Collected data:
....................
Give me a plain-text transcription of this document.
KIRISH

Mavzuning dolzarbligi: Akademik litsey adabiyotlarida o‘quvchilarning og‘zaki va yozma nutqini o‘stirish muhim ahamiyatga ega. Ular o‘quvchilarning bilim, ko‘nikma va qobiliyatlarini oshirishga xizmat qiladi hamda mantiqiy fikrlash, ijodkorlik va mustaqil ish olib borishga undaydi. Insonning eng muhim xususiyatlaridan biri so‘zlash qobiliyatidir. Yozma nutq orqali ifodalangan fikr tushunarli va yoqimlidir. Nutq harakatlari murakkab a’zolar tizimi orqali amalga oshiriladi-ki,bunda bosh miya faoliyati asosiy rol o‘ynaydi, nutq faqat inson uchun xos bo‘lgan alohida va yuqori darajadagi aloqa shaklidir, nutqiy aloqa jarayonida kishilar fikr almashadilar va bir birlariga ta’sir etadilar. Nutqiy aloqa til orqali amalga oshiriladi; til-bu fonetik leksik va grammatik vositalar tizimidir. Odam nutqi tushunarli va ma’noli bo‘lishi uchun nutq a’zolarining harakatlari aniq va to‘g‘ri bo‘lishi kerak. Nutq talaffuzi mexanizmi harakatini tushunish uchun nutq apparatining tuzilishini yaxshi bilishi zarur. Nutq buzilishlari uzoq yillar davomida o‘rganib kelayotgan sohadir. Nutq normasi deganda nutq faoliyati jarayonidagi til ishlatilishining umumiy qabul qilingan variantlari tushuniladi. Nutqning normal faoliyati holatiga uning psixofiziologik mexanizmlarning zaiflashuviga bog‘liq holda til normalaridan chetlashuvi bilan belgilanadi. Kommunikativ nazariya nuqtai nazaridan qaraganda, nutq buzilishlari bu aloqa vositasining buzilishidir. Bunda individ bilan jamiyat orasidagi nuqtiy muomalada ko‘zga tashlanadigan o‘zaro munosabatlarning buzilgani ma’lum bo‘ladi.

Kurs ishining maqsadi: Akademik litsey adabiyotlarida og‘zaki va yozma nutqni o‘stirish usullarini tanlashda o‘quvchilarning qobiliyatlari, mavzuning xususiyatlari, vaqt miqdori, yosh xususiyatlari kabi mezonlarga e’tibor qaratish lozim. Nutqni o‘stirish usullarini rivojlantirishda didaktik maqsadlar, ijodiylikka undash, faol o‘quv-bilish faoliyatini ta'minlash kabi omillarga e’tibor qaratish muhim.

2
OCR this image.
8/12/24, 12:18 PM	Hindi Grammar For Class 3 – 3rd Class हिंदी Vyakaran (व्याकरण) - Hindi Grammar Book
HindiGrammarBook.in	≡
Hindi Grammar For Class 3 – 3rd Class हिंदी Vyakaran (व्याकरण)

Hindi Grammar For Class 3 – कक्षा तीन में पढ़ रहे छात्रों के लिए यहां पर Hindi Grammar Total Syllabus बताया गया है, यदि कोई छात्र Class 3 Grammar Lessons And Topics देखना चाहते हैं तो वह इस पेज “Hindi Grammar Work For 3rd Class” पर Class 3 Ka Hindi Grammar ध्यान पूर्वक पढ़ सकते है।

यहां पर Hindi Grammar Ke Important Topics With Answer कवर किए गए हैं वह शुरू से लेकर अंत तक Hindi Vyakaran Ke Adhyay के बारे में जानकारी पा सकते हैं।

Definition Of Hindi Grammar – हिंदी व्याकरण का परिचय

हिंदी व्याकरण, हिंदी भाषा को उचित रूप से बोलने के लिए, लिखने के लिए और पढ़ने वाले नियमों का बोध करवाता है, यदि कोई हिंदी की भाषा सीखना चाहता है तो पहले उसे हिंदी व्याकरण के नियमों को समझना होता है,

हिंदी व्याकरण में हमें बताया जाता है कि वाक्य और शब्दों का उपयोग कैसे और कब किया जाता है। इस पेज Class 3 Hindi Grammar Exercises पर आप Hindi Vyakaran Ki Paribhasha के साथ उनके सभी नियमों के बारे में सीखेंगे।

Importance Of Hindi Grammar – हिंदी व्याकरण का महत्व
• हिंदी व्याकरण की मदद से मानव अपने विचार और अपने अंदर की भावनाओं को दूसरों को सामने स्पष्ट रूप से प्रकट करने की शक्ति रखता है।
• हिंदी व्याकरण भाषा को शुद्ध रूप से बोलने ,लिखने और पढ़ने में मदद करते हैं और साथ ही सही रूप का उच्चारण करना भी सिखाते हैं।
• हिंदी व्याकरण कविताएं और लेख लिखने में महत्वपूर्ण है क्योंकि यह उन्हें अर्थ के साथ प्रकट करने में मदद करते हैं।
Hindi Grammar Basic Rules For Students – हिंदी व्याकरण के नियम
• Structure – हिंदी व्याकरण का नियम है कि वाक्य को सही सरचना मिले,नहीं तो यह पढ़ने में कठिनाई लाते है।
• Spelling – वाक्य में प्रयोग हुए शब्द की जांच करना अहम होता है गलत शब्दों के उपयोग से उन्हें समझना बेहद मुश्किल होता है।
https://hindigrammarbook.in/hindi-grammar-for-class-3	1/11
....................
== WHAT IS EXPECTED ==
Every line holding "समझन" should be copied out.

== IN RESPONSE ==
हिंदी व्याकरण, हिंदी भाषा को उचित रूप से बोलने के लिए, लिखने के लिए और पढ़ने वाले नियमों का बोध करवाता है, यदि कोई हिंदी की भाषा सीखना चाहता है तो पहले उसे हिंदी व्याकरण के नियमों को समझना होता है,
• Spelling – वाक्य में प्रयोग हुए शब्द की जांच करना अहम होता है गलत शब्दों के उपयोग से उन्हें समझना बेहद मुश्किल होता है।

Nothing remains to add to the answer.